Exercise aim —
Print all the records exactly, please.

Record extracts —
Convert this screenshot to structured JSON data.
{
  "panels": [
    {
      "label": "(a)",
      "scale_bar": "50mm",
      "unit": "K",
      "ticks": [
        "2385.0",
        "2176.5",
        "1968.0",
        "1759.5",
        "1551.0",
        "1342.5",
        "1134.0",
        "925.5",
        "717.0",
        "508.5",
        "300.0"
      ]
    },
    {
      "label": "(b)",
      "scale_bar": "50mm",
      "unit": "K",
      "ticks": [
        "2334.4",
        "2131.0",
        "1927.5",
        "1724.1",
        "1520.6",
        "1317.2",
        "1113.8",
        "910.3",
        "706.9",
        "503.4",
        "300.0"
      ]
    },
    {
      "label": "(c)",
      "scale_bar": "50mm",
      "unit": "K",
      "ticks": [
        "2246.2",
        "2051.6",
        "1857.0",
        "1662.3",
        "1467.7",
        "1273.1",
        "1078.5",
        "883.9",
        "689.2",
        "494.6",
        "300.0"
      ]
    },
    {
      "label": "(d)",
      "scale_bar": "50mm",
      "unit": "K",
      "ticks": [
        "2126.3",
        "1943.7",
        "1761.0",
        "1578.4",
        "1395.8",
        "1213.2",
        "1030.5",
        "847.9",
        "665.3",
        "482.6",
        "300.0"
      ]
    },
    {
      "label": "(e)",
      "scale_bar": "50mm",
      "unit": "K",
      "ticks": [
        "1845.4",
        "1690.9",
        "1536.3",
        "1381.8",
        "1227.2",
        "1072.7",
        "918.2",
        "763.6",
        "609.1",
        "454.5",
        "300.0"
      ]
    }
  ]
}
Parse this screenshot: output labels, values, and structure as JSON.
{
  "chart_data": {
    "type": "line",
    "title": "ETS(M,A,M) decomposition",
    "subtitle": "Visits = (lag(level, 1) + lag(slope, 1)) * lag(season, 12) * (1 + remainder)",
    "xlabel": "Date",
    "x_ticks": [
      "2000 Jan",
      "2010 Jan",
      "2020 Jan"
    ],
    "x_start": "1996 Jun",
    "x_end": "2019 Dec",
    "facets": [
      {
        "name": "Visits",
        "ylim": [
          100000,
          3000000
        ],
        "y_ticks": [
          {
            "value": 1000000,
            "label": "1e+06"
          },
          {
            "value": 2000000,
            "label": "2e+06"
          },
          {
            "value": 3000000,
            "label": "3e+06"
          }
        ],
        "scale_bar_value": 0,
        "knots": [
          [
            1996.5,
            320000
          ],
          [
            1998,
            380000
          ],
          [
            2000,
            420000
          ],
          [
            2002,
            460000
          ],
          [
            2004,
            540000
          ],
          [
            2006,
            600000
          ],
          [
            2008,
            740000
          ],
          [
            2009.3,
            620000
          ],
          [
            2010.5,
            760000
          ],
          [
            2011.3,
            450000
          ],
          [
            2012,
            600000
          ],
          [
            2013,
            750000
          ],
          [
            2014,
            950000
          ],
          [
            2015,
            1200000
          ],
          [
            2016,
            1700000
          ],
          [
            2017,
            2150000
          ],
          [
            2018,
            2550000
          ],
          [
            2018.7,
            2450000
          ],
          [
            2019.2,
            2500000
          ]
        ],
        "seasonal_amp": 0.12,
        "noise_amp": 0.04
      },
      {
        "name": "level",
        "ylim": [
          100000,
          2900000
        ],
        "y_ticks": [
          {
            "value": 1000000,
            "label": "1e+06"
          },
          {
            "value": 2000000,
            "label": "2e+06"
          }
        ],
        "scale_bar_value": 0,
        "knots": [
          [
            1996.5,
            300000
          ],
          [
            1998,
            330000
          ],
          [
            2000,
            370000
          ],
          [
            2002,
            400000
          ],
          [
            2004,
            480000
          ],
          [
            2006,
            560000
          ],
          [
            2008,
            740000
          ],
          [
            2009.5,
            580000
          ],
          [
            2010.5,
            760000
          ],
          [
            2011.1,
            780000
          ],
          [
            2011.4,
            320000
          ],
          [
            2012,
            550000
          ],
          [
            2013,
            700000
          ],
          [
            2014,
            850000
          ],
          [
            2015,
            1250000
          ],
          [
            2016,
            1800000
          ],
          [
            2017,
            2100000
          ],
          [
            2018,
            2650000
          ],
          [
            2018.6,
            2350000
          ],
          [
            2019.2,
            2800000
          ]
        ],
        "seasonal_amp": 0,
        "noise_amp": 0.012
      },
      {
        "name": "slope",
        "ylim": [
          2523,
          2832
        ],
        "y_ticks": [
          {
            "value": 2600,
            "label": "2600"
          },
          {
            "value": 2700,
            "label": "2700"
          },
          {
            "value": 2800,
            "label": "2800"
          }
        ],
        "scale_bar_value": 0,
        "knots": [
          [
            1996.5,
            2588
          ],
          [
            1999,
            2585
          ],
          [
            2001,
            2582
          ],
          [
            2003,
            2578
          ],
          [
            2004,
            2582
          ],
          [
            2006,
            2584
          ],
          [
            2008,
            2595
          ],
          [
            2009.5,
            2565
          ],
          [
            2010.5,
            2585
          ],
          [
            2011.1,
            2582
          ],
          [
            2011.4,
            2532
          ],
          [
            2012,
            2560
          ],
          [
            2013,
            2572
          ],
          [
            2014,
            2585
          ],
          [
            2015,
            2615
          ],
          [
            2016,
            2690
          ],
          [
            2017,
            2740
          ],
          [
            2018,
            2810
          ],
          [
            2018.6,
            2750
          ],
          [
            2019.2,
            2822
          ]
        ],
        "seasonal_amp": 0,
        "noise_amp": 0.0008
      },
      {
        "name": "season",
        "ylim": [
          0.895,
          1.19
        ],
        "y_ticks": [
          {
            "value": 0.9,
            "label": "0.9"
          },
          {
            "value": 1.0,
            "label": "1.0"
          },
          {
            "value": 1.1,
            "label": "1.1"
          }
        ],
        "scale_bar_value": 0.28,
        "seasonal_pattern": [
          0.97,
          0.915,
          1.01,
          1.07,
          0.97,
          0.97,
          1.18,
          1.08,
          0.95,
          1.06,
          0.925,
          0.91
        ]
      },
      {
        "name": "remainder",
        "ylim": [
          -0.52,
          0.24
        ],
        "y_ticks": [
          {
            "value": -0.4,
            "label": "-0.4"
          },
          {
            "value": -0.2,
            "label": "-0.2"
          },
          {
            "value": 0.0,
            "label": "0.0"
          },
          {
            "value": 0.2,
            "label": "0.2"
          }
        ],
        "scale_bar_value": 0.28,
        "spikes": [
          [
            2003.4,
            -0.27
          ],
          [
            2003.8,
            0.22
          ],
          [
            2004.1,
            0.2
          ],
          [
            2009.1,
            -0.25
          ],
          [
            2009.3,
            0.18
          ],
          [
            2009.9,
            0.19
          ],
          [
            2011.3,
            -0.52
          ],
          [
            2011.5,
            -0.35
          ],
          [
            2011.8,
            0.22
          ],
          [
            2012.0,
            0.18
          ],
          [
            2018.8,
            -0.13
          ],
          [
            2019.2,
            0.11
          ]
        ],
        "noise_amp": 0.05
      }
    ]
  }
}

Result of the task —
Convert this screenshot to structured JSON data.
{
  "panels": [
    {
      "label": "(a)",
      "scale_bar": "50mm",
      "unit": "K",
      "ticks": [
        "2385.0",
        "2176.5",
        "1968.0",
        "1759.5",
        "1551.0",
        "1342.5",
        "1134.0",
        "925.5",
        "717.0",
        "508.5",
        "300.0"
      ]
    },
    {
      "label": "(b)",
      "scale_bar": "50mm",
      "unit": "K",
      "ticks": [
        "2334.4",
        "2131.0",
        "1927.5",
        "1724.1",
        "1520.6",
        "1317.2",
        "1113.8",
        "910.3",
        "706.9",
        "503.4",
        "300.0"
      ]
    },
    {
      "label": "(c)",
      "scale_bar": "50mm",
      "unit": "K",
      "ticks": [
        "2246.2",
        "2051.6",
        "1857.0",
        "1662.3",
        "1467.7",
        "1273.1",
        "1078.5",
        "883.9",
        "689.2",
        "494.6",
        "300.0"
      ]
    },
    {
      "label": "(d)",
      "scale_bar": "50mm",
      "unit": "K",
      "ticks": [
        "2126.3",
        "1943.7",
        "1761.0",
        "1578.4",
        "1395.8",
        "1213.2",
        "1030.5",
        "847.9",
        "665.3",
        "482.6",
        "300.0"
      ]
    },
    {
      "label": "(e)",
      "scale_bar": "50mm",
      "unit": "K",
      "ticks": [
        "1845.4",
        "1690.9",
        "1536.3",
        "1381.8",
        "1227.2",
        "1072.7",
        "918.2",
        "763.6",
        "609.1",
        "454.5",
        "300.0"
      ]
    }
  ]
}
Parse this screenshot: output labels, values, and structure as JSON.
{
  "chart_data": {
    "type": "line",
    "title": "ETS(M,A,M) decomposition",
    "subtitle": "Visits = (lag(level, 1) + lag(slope, 1)) * lag(season, 12) * (1 + remainder)",
    "xlabel": "Date",
    "x_ticks": [
      "2000 Jan",
      "2010 Jan",
      "2020 Jan"
    ],
    "x_start": "1996 Jun",
    "x_end": "2019 Dec",
    "facets": [
      {
        "name": "Visits",
        "ylim": [
          100000,
          3000000
        ],
        "y_ticks": [
          {
            "value": 1000000,
            "label": "1e+06"
          },
          {
            "value": 2000000,
            "label": "2e+06"
          },
          {
            "value": 3000000,
            "label": "3e+06"
          }
        ],
        "scale_bar_value": 0,
        "knots": [
          [
            1996.5,
            320000
          ],
          [
            1998,
            380000
          ],
          [
            2000,
            420000
          ],
          [
            2002,
            460000
          ],
          [
            2004,
            540000
          ],
          [
            2006,
            600000
          ],
          [
            2008,
            740000
          ],
          [
            2009.3,
            620000
          ],
          [
            2010.5,
            760000
          ],
          [
            2011.3,
            450000
          ],
          [
            2012,
            600000
          ],
          [
            2013,
            750000
          ],
          [
            2014,
            950000
          ],
          [
            2015,
            1200000
          ],
          [
            2016,
            1700000
          ],
          [
            2017,
            2150000
          ],
          [
            2018,
            2550000
          ],
          [
            2018.7,
            2450000
          ],
          [
            2019.2,
            2500000
          ]
        ],
        "seasonal_amp": 0.12,
        "noise_amp": 0.04
      },
      {
        "name": "level",
        "ylim": [
          100000,
          2900000
        ],
        "y_ticks": [
          {
            "value": 1000000,
            "label": "1e+06"
          },
          {
            "value": 2000000,
            "label": "2e+06"
          }
        ],
        "scale_bar_value": 0,
        "knots": [
          [
            1996.5,
            300000
          ],
          [
            1998,
            330000
          ],
          [
            2000,
            370000
          ],
          [
            2002,
            400000
          ],
          [
            2004,
            480000
          ],
          [
            2006,
            560000
          ],
          [
            2008,
            740000
          ],
          [
            2009.5,
            580000
          ],
          [
            2010.5,
            760000
          ],
          [
            2011.1,
            780000
          ],
          [
            2011.4,
            320000
          ],
          [
            2012,
            550000
          ],
          [
            2013,
            700000
          ],
          [
            2014,
            850000
          ],
          [
            2015,
            1250000
          ],
          [
            2016,
            1800000
          ],
          [
            2017,
            2100000
          ],
          [
            2018,
            2650000
          ],
          [
            2018.6,
            2350000
          ],
          [
            2019.2,
            2800000
          ]
        ],
        "seasonal_amp": 0,
        "noise_amp": 0.012
      },
      {
        "name": "slope",
        "ylim": [
          2523,
          2832
        ],
        "y_ticks": [
          {
            "value": 2600,
            "label": "2600"
          },
          {
            "value": 2700,
            "label": "2700"
          },
          {
            "value": 2800,
            "label": "2800"
          }
        ],
        "scale_bar_value": 0,
        "knots": [
          [
            1996.5,
            2588
          ],
          [
            1999,
            2585
          ],
          [
            2001,
            2582
          ],
          [
            2003,
            2578
          ],
          [
            2004,
            2582
          ],
          [
            2006,
            2584
          ],
          [
            2008,
            2595
          ],
          [
            2009.5,
            2565
          ],
          [
            2010.5,
            2585
          ],
          [
            2011.1,
            2582
          ],
          [
            2011.4,
            2532
          ],
          [
            2012,
            2560
          ],
          [
            2013,
            2572
          ],
          [
            2014,
            2585
          ],
          [
            2015,
            2615
          ],
          [
            2016,
            2690
          ],
          [
            2017,
            2740
          ],
          [
            2018,
            2810
          ],
          [
            2018.6,
            2750
          ],
          [
            2019.2,
            2822
          ]
        ],
        "seasonal_amp": 0,
        "noise_amp": 0.0008
      },
      {
        "name": "season",
        "ylim": [
          0.895,
          1.19
        ],
        "y_ticks": [
          {
            "value": 0.9,
            "label": "0.9"
          },
          {
            "value": 1.0,
            "label": "1.0"
          },
          {
            "value": 1.1,
            "label": "1.1"
          }
        ],
        "scale_bar_value": 0.28,
        "seasonal_pattern": [
          0.97,
          0.915,
          1.01,
          1.07,
          0.97,
          0.97,
          1.18,
          1.08,
          0.95,
          1.06,
          0.925,
          0.91
        ]
      },
      {
        "name": "remainder",
        "ylim": [
          -0.52,
          0.24
        ],
        "y_ticks": [
          {
            "value": -0.4,
            "label": "-0.4"
          },
          {
            "value": -0.2,
            "label": "-0.2"
          },
          {
            "value": 0.0,
            "label": "0.0"
          },
          {
            "value": 0.2,
            "label": "0.2"
          }
        ],
        "scale_bar_value": 0.28,
        "spikes": [
          [
            2003.4,
            -0.27
          ],
          [
            2003.8,
            0.22
          ],
          [
            2004.1,
            0.2
          ],
          [
            2009.1,
            -0.25
          ],
          [
            2009.3,
            0.18
          ],
          [
            2009.9,
            0.19
          ],
          [
            2011.3,
            -0.52
          ],
          [
            2011.5,
            -0.35
          ],
          [
            2011.8,
            0.22
          ],
          [
            2012.0,
            0.18
          ],
          [
            2018.8,
            -0.13
          ],
          [
            2019.2,
            0.11
          ]
        ],
        "noise_amp": 0.05
      }
    ]
  }
}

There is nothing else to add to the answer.